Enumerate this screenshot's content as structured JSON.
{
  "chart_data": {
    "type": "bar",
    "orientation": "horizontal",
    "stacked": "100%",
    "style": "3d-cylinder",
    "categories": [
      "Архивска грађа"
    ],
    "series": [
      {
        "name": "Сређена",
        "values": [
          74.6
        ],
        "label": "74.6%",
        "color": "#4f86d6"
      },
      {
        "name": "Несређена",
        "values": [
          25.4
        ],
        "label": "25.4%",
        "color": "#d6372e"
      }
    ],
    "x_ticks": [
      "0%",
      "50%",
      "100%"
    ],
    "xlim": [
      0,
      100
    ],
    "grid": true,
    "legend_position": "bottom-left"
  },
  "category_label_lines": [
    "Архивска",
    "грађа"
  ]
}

* _WHAT IS ASKED_: Write out every entry word for word.

* _ANSWER TO THE PROBLEM_:
Enumerate this screenshot's content as structured JSON.
{
  "chart_data": {
    "type": "bar",
    "orientation": "horizontal",
    "stacked": "100%",
    "style": "3d-cylinder",
    "categories": [
      "Архивска грађа"
    ],
    "series": [
      {
        "name": "Сређена",
        "values": [
          74.6
        ],
        "label": "74.6%",
        "color": "#4f86d6"
      },
      {
        "name": "Несређена",
        "values": [
          25.4
        ],
        "label": "25.4%",
        "color": "#d6372e"
      }
    ],
    "x_ticks": [
      "0%",
      "50%",
      "100%"
    ],
    "xlim": [
      0,
      100
    ],
    "grid": true,
    "legend_position": "bottom-left"
  },
  "category_label_lines": [
    "Архивска",
    "грађа"
  ]
}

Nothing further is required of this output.